Data entries:
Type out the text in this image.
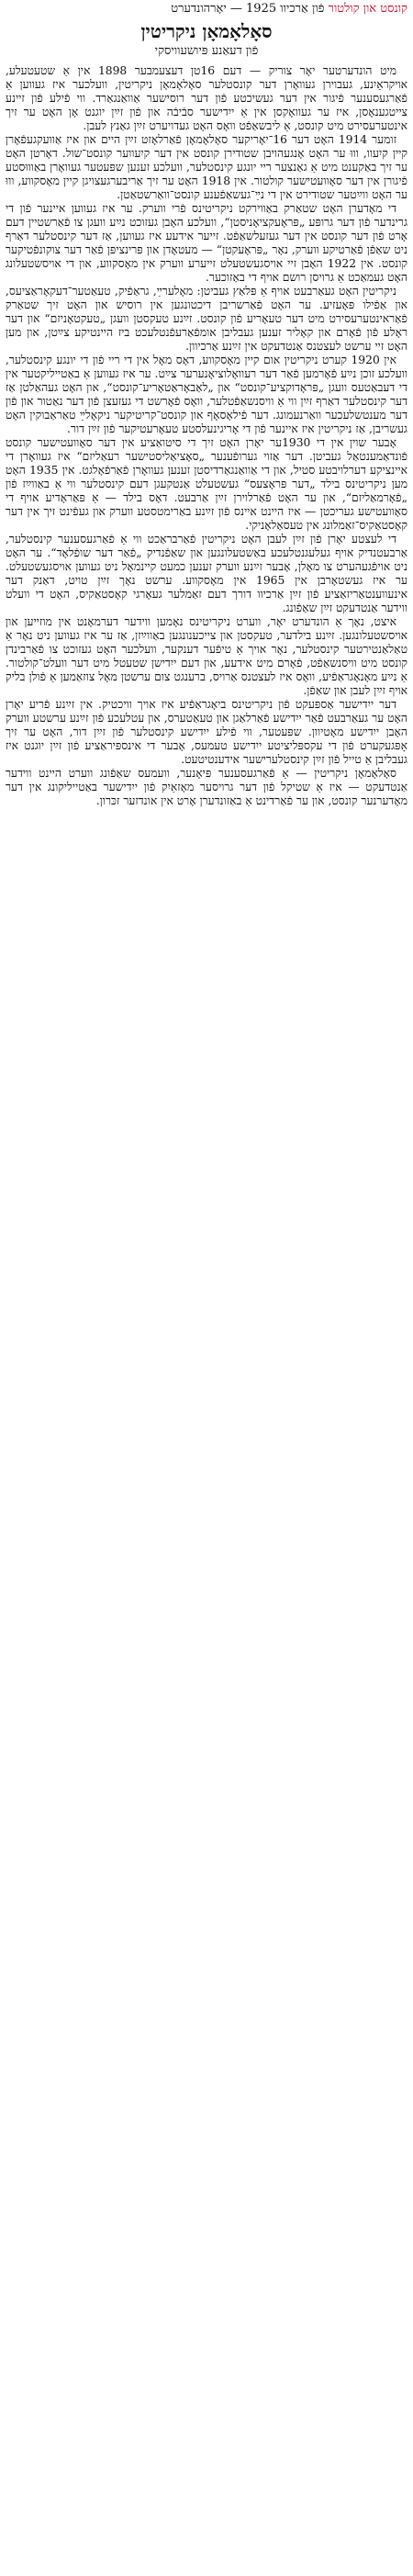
קונסט און קולטור פֿון אַרכיוו 1925 — יאָרהונדערט
סאָלאָמאָן ניקריטין
פֿון דעאַנע פּיושעוויסקי

מיט הונדערטער יאָר צוריק — דעם 16טן דעצעמבער 1898 אין אַ שטעטעלע, אויקראַיִנע, געבוירן געוואָרן דער קונסטלער סאָלאָמאָן ניקריטין, וועלכער איז געווען אַ פֿאַרגעסענער פֿיגור אין דער געשיכטע פֿון דער רוסישער אַוואַנגאַרד. ווי פֿילע פֿון זיינע צייטגענאָסן, איז ער געוואָקסן אין אַ ייִדישער סבֿיבֿה און פֿון זײַן יוגנט אָן האָט ער זיך אינטערעסירט מיט קונסט, אַ ליבשאַפֿט וואָס האָט געדויערט זײַן גאַנץ לעבן.

זומער 1914 האָט דער 16־יאָריקער סאָלאָמאָן פֿאַרלאָזט זײַן היים און איז אַוועקגעפֿאָרן קיין קיִעוו, וווּ ער האָט אָנגעהויבן שטודירן קונסט אין דער קיִעווער קונסט־שול. דאָרטן האָט ער זיך באַקענט מיט אַ גאַנצער ריי יונגע קינסטלער, וועלכע זענען שפּעטער געוואָרן באַוווּסטע פֿיגורן אין דער סאָוועטישער קולטור. אין 1918 האָט ער זיך אַריבערגעצויגן קיין מאָסקווע, וווּ ער האָט ווײַטער שטודירט אין די נײַ־געשאַפֿענע קונסט־וואַרשטאַטן.

די מאָדערן האָט שטאַרק באַווירקט ניקריטינס פֿרי ווערק. ער איז געווען איינער פֿון די גרינדער פֿון דער גרופּע „פּראָעקציאָניסטן“, וועלכע האָבן געזוכט נײַע וועגן צו פֿאַרשטיין דעם אָרט פֿון דער קונסט אין דער געזעלשאַפֿט. זייער אידעע איז געווען, אַז דער קינסטלער דאַרף ניט שאַפֿן פֿאַרטיקע ווערק, נאָר „פּראָעקטן“ — מעטאָדן און פּרינציפּן פֿאַר דער צוקונפֿטיקער קונסט. אין 1922 האָבן זיי אויסגעשטעלט זייערע ווערק אין מאָסקווע, און די אויסשטעלונג האָט געמאַכט אַ גרויסן רושם אויף די באַזוכער.

ניקריטין האָט געאַרבעט אויף אַ פּלאַץ געביטן: מאָלערײַ, גראַפֿיק, טעאַטער־דעקאָראַציעס, און אַפֿילו פּאָעזיע. ער האָט פֿאַרשריבן דיכטונגען אין רוסיש און האָט זיך שטאַרק פֿאַראינטערעסירט מיט דער טעאָריע פֿון קונסט. זײַנע טעקסטן וועגן „טעקטאָניזם“ און דער ראָלע פֿון פֿאָרם און קאָליר זענען געבליבן אומפֿאַרעפֿנטלעכט ביז היינטיקע צײַטן, און מען האָט זיי ערשט לעצטנס אַנטדעקט אין זײַנע אַרכיוון.

אין 1920 קערט ניקריטין אום קיין מאָסקווע, דאָס מאָל אין די ריי פֿון די יונגע קינסטלער, וועלכע זוכן נײַע פֿאָרמען פֿאַר דער רעוואָלוציאָנערער צײַט. ער איז געווען אַ באַטייליקטער אין די דעבאַטעס וועגן „פּראָדוקציע־קונסט“ און „לאַבאָראַטאָריע־קונסט“, און האָט געהאַלטן אַז דער קינסטלער דאַרף זײַן ווי אַ וויסנשאַפֿטלער, וואָס פֿאָרשט די געזעצן פֿון דער נאַטור און פֿון דער מענטשלעכער וואַרנעמונג. דער פֿילאָסאָף און קונסט־קריטיקער ניקאָלײַ טאַראַבוקין האָט געשריבן, אַז ניקריטין איז איינער פֿון די אָריגינעלסטע טעאָרעטיקער פֿון זײַן דור.

אָבער שוין אין די 1930ער יאָרן האָט זיך די סיטואַציע אין דער סאָוועטישער קונסט פֿונדאַמענטאַל געביטן. דער אַזוי גערופֿענער „סאָציאַליסטישער רעאַליזם“ איז געוואָרן די איינציקע דערלויבטע סטיל, און די אַוואַנגאַרדיסטן זענען געוואָרן פֿאַרפֿאָלגט. אין 1935 האָט מען ניקריטינס בילד „דער פּראָצעס“ געשטעלט אַנטקעגן דעם קינסטלער ווי אַ באַווײַז פֿון „פֿאָרמאַליזם“, און ער האָט פֿאַרלוירן זײַן אַרבעט. דאָס בילד — אַ פּאַראָדיע אויף די סאָוועטישע געריכטן — איז היינט איינס פֿון זײַנע באַרימטסטע ווערק און געפֿינט זיך אין דער קאָסטאַקיס־זאַמלונג אין טעסאַלאָניקי.

די לעצטע יאָרן פֿון זײַן לעבן האָט ניקריטין פֿאַרבראַכט ווי אַ פֿאַרגעסענער קינסטלער, אַרבעטנדיק אויף געלעגנטלעכע באַשטעלונגען און שאַפֿנדיק „פֿאַר דער שופֿלאָד“. ער האָט ניט אויפֿגעהערט צו מאָלן, אָבער זײַנע ווערק זענען כמעט קיינמאָל ניט געווען אויסגעשטעלט. ער איז געשטאָרבן אין 1965 אין מאָסקווע. ערשט נאָך זײַן טויט, דאַנק דער אינעווענטאַריזאַציע פֿון זײַן אַרכיוו דורך דעם זאַמלער געאָרגי קאָסטאַקיס, האָט די וועלט ווידער אַנטדעקט זײַן שאַפֿונג.

איצט, נאָך אַ הונדערט יאָר, ווערט ניקריטינס נאָמען ווידער דערמאָנט אין מוזייען און אויסשטעלונגען. זײַנע בילדער, טעקסטן און צייכענונגען באַווײַזן, אַז ער איז געווען ניט נאָר אַ טאַלאַנטירטער קינסטלער, נאָר אויך אַ טיפֿער דענקער, וועלכער האָט געזוכט צו פֿאַרבינדן קונסט מיט וויסנשאַפֿט, פֿאָרם מיט אידעע, און דעם ייִדישן שטעטל מיט דער וועלט־קולטור. אַ נײַע מאָנאָגראַפֿיע, וואָס איז לעצטנס אַרויס, ברענגט צום ערשטן מאָל צוזאַמען אַ פֿולן בליק אויף זײַן לעבן און שאַפֿן.

דער ייִדישער אַספּעקט פֿון ניקריטינס ביאָגראַפֿיע איז אויך וויכטיק. אין זײַנע פֿריע יאָרן האָט ער געאַרבעט פֿאַר ייִדישע פֿאַרלאַגן און טעאַטערס, און עטלעכע פֿון זײַנע ערשטע ווערק האָבן ייִדישע מאָטיוון. שפּעטער, ווי פֿילע ייִדישע קינסטלער פֿון זײַן דור, האָט ער זיך אָפּגעקערט פֿון די עקספּליציטע ייִדישע טעמעס, אָבער די אינספּיראַציע פֿון זײַן יוגנט איז געבליבן אַ טייל פֿון זײַן קינסטלערישער אידענטיטעט.

סאָלאָמאָן ניקריטין — אַ פֿאַרגעסענער פּיאָנער, וועמעס שאַפֿונג ווערט היינט ווידער אַנטדעקט — איז אַ שטיקל פֿון דער גרויסער מאָזאַיִק פֿון ייִדישער באַטייליקונג אין דער מאָדערנער קונסט, און ער פֿאַרדינט אַ באַזונדערן אָרט אין אונדזער זכּרון.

EXERCISE INSTRUCTIONS: Leave the images out, please, and restate each line word for word.

OUTPUT BELOW:
Type out the text in this image.
קונסט און קולטור פֿון אַרכיוו 1925 — יאָרהונדערט
סאָלאָמאָן ניקריטין
פֿון דעאַנע פּיושעוויסקי

מיט הונדערטער יאָר צוריק — דעם 16טן דעצעמבער 1898 אין אַ שטעטעלע, אויקראַיִנע, געבוירן געוואָרן דער קונסטלער סאָלאָמאָן ניקריטין, וועלכער איז געווען אַ פֿאַרגעסענער פֿיגור אין דער געשיכטע פֿון דער רוסישער אַוואַנגאַרד. ווי פֿילע פֿון זיינע צייטגענאָסן, איז ער געוואָקסן אין אַ ייִדישער סבֿיבֿה און פֿון זײַן יוגנט אָן האָט ער זיך אינטערעסירט מיט קונסט, אַ ליבשאַפֿט וואָס האָט געדויערט זײַן גאַנץ לעבן.

זומער 1914 האָט דער 16־יאָריקער סאָלאָמאָן פֿאַרלאָזט זײַן היים און איז אַוועקגעפֿאָרן קיין קיִעוו, וווּ ער האָט אָנגעהויבן שטודירן קונסט אין דער קיִעווער קונסט־שול. דאָרטן האָט ער זיך באַקענט מיט אַ גאַנצער ריי יונגע קינסטלער, וועלכע זענען שפּעטער געוואָרן באַוווּסטע פֿיגורן אין דער סאָוועטישער קולטור. אין 1918 האָט ער זיך אַריבערגעצויגן קיין מאָסקווע, וווּ ער האָט ווײַטער שטודירט אין די נײַ־געשאַפֿענע קונסט־וואַרשטאַטן.

די מאָדערן האָט שטאַרק באַווירקט ניקריטינס פֿרי ווערק. ער איז געווען איינער פֿון די גרינדער פֿון דער גרופּע „פּראָעקציאָניסטן“, וועלכע האָבן געזוכט נײַע וועגן צו פֿאַרשטיין דעם אָרט פֿון דער קונסט אין דער געזעלשאַפֿט. זייער אידעע איז געווען, אַז דער קינסטלער דאַרף ניט שאַפֿן פֿאַרטיקע ווערק, נאָר „פּראָעקטן“ — מעטאָדן און פּרינציפּן פֿאַר דער צוקונפֿטיקער קונסט. אין 1922 האָבן זיי אויסגעשטעלט זייערע ווערק אין מאָסקווע, און די אויסשטעלונג האָט געמאַכט אַ גרויסן רושם אויף די באַזוכער.

ניקריטין האָט געאַרבעט אויף אַ פּלאַץ געביטן: מאָלערײַ, גראַפֿיק, טעאַטער־דעקאָראַציעס, און אַפֿילו פּאָעזיע. ער האָט פֿאַרשריבן דיכטונגען אין רוסיש און האָט זיך שטאַרק פֿאַראינטערעסירט מיט דער טעאָריע פֿון קונסט. זײַנע טעקסטן וועגן „טעקטאָניזם“ און דער ראָלע פֿון פֿאָרם און קאָליר זענען געבליבן אומפֿאַרעפֿנטלעכט ביז היינטיקע צײַטן, און מען האָט זיי ערשט לעצטנס אַנטדעקט אין זײַנע אַרכיוון.

אין 1920 קערט ניקריטין אום קיין מאָסקווע, דאָס מאָל אין די ריי פֿון די יונגע קינסטלער, וועלכע זוכן נײַע פֿאָרמען פֿאַר דער רעוואָלוציאָנערער צײַט. ער איז געווען אַ באַטייליקטער אין די דעבאַטעס וועגן „פּראָדוקציע־קונסט“ און „לאַבאָראַטאָריע־קונסט“, און האָט געהאַלטן אַז דער קינסטלער דאַרף זײַן ווי אַ וויסנשאַפֿטלער, וואָס פֿאָרשט די געזעצן פֿון דער נאַטור און פֿון דער מענטשלעכער וואַרנעמונג. דער פֿילאָסאָף און קונסט־קריטיקער ניקאָלײַ טאַראַבוקין האָט געשריבן, אַז ניקריטין איז איינער פֿון די אָריגינעלסטע טעאָרעטיקער פֿון זײַן דור.

אָבער שוין אין די 1930ער יאָרן האָט זיך די סיטואַציע אין דער סאָוועטישער קונסט פֿונדאַמענטאַל געביטן. דער אַזוי גערופֿענער „סאָציאַליסטישער רעאַליזם“ איז געוואָרן די איינציקע דערלויבטע סטיל, און די אַוואַנגאַרדיסטן זענען געוואָרן פֿאַרפֿאָלגט. אין 1935 האָט מען ניקריטינס בילד „דער פּראָצעס“ געשטעלט אַנטקעגן דעם קינסטלער ווי אַ באַווײַז פֿון „פֿאָרמאַליזם“, און ער האָט פֿאַרלוירן זײַן אַרבעט. דאָס בילד — אַ פּאַראָדיע אויף די סאָוועטישע געריכטן — איז היינט איינס פֿון זײַנע באַרימטסטע ווערק און געפֿינט זיך אין דער קאָסטאַקיס־זאַמלונג אין טעסאַלאָניקי.

די לעצטע יאָרן פֿון זײַן לעבן האָט ניקריטין פֿאַרבראַכט ווי אַ פֿאַרגעסענער קינסטלער, אַרבעטנדיק אויף געלעגנטלעכע באַשטעלונגען און שאַפֿנדיק „פֿאַר דער שופֿלאָד“. ער האָט ניט אויפֿגעהערט צו מאָלן, אָבער זײַנע ווערק זענען כמעט קיינמאָל ניט געווען אויסגעשטעלט. ער איז געשטאָרבן אין 1965 אין מאָסקווע. ערשט נאָך זײַן טויט, דאַנק דער אינעווענטאַריזאַציע פֿון זײַן אַרכיוו דורך דעם זאַמלער געאָרגי קאָסטאַקיס, האָט די וועלט ווידער אַנטדעקט זײַן שאַפֿונג.

איצט, נאָך אַ הונדערט יאָר, ווערט ניקריטינס נאָמען ווידער דערמאָנט אין מוזייען און אויסשטעלונגען. זײַנע בילדער, טעקסטן און צייכענונגען באַווײַזן, אַז ער איז געווען ניט נאָר אַ טאַלאַנטירטער קינסטלער, נאָר אויך אַ טיפֿער דענקער, וועלכער האָט געזוכט צו פֿאַרבינדן קונסט מיט וויסנשאַפֿט, פֿאָרם מיט אידעע, און דעם ייִדישן שטעטל מיט דער וועלט־קולטור. אַ נײַע מאָנאָגראַפֿיע, וואָס איז לעצטנס אַרויס, ברענגט צום ערשטן מאָל צוזאַמען אַ פֿולן בליק אויף זײַן לעבן און שאַפֿן.

דער ייִדישער אַספּעקט פֿון ניקריטינס ביאָגראַפֿיע איז אויך וויכטיק. אין זײַנע פֿריע יאָרן האָט ער געאַרבעט פֿאַר ייִדישע פֿאַרלאַגן און טעאַטערס, און עטלעכע פֿון זײַנע ערשטע ווערק האָבן ייִדישע מאָטיוון. שפּעטער, ווי פֿילע ייִדישע קינסטלער פֿון זײַן דור, האָט ער זיך אָפּגעקערט פֿון די עקספּליציטע ייִדישע טעמעס, אָבער די אינספּיראַציע פֿון זײַן יוגנט איז געבליבן אַ טייל פֿון זײַן קינסטלערישער אידענטיטעט.

סאָלאָמאָן ניקריטין — אַ פֿאַרגעסענער פּיאָנער, וועמעס שאַפֿונג ווערט היינט ווידער אַנטדעקט — איז אַ שטיקל פֿון דער גרויסער מאָזאַיִק פֿון ייִדישער באַטייליקונג אין דער מאָדערנער קונסט, און ער פֿאַרדינט אַ באַזונדערן אָרט אין אונדזער זכּרון.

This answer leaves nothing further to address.